━━ RECORD EXTRACTS
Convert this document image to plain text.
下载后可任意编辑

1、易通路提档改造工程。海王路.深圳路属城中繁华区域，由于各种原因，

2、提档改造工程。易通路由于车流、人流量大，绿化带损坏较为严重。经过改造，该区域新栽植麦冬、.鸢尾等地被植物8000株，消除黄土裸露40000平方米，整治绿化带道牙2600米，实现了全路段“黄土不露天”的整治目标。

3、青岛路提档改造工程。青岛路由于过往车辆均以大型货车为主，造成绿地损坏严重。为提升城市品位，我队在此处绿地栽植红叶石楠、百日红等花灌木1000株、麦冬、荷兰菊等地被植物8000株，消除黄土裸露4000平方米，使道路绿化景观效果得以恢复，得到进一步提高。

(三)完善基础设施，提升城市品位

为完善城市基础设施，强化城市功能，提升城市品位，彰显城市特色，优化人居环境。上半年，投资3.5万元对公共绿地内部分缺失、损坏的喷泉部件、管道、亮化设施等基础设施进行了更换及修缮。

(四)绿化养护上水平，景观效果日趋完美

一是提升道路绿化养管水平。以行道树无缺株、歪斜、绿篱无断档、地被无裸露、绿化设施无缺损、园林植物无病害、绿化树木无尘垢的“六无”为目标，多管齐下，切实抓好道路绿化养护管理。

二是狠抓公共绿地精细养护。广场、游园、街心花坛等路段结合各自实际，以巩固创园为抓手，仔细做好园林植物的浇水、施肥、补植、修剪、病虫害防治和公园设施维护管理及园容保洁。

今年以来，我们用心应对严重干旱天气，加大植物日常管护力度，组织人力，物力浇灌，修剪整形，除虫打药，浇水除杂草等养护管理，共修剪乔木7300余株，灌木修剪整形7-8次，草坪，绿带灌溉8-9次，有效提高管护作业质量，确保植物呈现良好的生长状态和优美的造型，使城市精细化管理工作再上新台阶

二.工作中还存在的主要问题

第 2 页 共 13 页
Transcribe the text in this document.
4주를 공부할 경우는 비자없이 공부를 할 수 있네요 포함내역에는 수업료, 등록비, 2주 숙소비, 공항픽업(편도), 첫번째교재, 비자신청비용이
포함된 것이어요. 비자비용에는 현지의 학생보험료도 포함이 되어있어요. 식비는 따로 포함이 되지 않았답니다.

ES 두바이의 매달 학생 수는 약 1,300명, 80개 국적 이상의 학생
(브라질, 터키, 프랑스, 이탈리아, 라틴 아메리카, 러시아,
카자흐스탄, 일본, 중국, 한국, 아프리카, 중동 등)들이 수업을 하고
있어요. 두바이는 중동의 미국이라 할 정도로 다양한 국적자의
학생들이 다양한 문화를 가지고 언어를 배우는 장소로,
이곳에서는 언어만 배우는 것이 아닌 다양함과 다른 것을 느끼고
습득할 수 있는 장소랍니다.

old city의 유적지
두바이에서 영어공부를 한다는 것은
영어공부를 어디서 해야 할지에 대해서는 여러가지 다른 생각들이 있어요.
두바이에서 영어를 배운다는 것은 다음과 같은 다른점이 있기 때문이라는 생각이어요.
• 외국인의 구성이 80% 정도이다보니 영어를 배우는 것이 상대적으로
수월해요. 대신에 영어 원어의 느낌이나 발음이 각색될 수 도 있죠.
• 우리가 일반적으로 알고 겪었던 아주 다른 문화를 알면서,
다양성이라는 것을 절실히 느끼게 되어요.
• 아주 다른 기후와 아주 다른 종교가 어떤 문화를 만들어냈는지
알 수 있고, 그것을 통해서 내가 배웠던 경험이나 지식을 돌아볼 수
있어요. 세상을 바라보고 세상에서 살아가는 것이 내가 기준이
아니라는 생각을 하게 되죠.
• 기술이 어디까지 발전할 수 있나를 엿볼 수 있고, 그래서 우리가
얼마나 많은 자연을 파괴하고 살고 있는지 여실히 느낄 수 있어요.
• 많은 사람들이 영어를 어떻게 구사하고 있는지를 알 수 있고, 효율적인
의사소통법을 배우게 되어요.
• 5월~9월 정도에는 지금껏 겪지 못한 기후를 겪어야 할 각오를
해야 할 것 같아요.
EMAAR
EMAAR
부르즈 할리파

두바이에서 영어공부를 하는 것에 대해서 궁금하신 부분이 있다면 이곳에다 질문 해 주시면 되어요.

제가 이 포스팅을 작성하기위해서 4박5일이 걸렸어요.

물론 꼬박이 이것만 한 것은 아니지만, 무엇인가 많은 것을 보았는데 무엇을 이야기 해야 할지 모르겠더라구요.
━━━━
Reproduce all of the entries word for word.

Convert this document image to plain text.
下载后可任意编辑

1、易通路提档改造工程。海王路.深圳路属城中繁华区域，由于各种原因，

2、提档改造工程。易通路由于车流、人流量大，绿化带损坏较为严重。经过改造，该区域新栽植麦冬、.鸢尾等地被植物8000株，消除黄土裸露40000平方米，整治绿化带道牙2600米，实现了全路段“黄土不露天”的整治目标。

3、青岛路提档改造工程。青岛路由于过往车辆均以大型货车为主，造成绿地损坏严重。为提升城市品位，我队在此处绿地栽植红叶石楠、百日红等花灌木1000株、麦冬、荷兰菊等地被植物8000株，消除黄土裸露4000平方米，使道路绿化景观效果得以恢复，得到进一步提高。

(三)完善基础设施，提升城市品位

为完善城市基础设施，强化城市功能，提升城市品位，彰显城市特色，优化人居环境。上半年，投资3.5万元对公共绿地内部分缺失、损坏的喷泉部件、管道、亮化设施等基础设施进行了更换及修缮。

(四)绿化养护上水平，景观效果日趋完美

一是提升道路绿化养管水平。以行道树无缺株、歪斜、绿篱无断档、地被无裸露、绿化设施无缺损、园林植物无病害、绿化树木无尘垢的“六无”为目标，多管齐下，切实抓好道路绿化养护管理。

二是狠抓公共绿地精细养护。广场、游园、街心花坛等路段结合各自实际，以巩固创园为抓手，仔细做好园林植物的浇水、施肥、补植、修剪、病虫害防治和公园设施维护管理及园容保洁。

今年以来，我们用心应对严重干旱天气，加大植物日常管护力度，组织人力，物力浇灌，修剪整形，除虫打药，浇水除杂草等养护管理，共修剪乔木7300余株，灌木修剪整形7-8次，草坪，绿带灌溉8-9次，有效提高管护作业质量，确保植物呈现良好的生长状态和优美的造型，使城市精细化管理工作再上新台阶

二.工作中还存在的主要问题

第 2 页 共 13 页
Transcribe the text in this document.
4주를 공부할 경우는 비자없이 공부를 할 수 있네요 포함내역에는 수업료, 등록비, 2주 숙소비, 공항픽업(편도), 첫번째교재, 비자신청비용이
포함된 것이어요. 비자비용에는 현지의 학생보험료도 포함이 되어있어요. 식비는 따로 포함이 되지 않았답니다.

ES 두바이의 매달 학생 수는 약 1,300명, 80개 국적 이상의 학생
(브라질, 터키, 프랑스, 이탈리아, 라틴 아메리카, 러시아,
카자흐스탄, 일본, 중국, 한국, 아프리카, 중동 등)들이 수업을 하고
있어요. 두바이는 중동의 미국이라 할 정도로 다양한 국적자의
학생들이 다양한 문화를 가지고 언어를 배우는 장소로,
이곳에서는 언어만 배우는 것이 아닌 다양함과 다른 것을 느끼고
습득할 수 있는 장소랍니다.

old city의 유적지
두바이에서 영어공부를 한다는 것은
영어공부를 어디서 해야 할지에 대해서는 여러가지 다른 생각들이 있어요.
두바이에서 영어를 배운다는 것은 다음과 같은 다른점이 있기 때문이라는 생각이어요.
• 외국인의 구성이 80% 정도이다보니 영어를 배우는 것이 상대적으로
수월해요. 대신에 영어 원어의 느낌이나 발음이 각색될 수 도 있죠.
• 우리가 일반적으로 알고 겪었던 아주 다른 문화를 알면서,
다양성이라는 것을 절실히 느끼게 되어요.
• 아주 다른 기후와 아주 다른 종교가 어떤 문화를 만들어냈는지
알 수 있고, 그것을 통해서 내가 배웠던 경험이나 지식을 돌아볼 수
있어요. 세상을 바라보고 세상에서 살아가는 것이 내가 기준이
아니라는 생각을 하게 되죠.
• 기술이 어디까지 발전할 수 있나를 엿볼 수 있고, 그래서 우리가
얼마나 많은 자연을 파괴하고 살고 있는지 여실히 느낄 수 있어요.
• 많은 사람들이 영어를 어떻게 구사하고 있는지를 알 수 있고, 효율적인
의사소통법을 배우게 되어요.
• 5월~9월 정도에는 지금껏 겪지 못한 기후를 겪어야 할 각오를
해야 할 것 같아요.
EMAAR
EMAAR
부르즈 할리파

두바이에서 영어공부를 하는 것에 대해서 궁금하신 부분이 있다면 이곳에다 질문 해 주시면 되어요.

제가 이 포스팅을 작성하기위해서 4박5일이 걸렸어요.

물론 꼬박이 이것만 한 것은 아니지만, 무엇인가 많은 것을 보았는데 무엇을 이야기 해야 할지 모르겠더라구요.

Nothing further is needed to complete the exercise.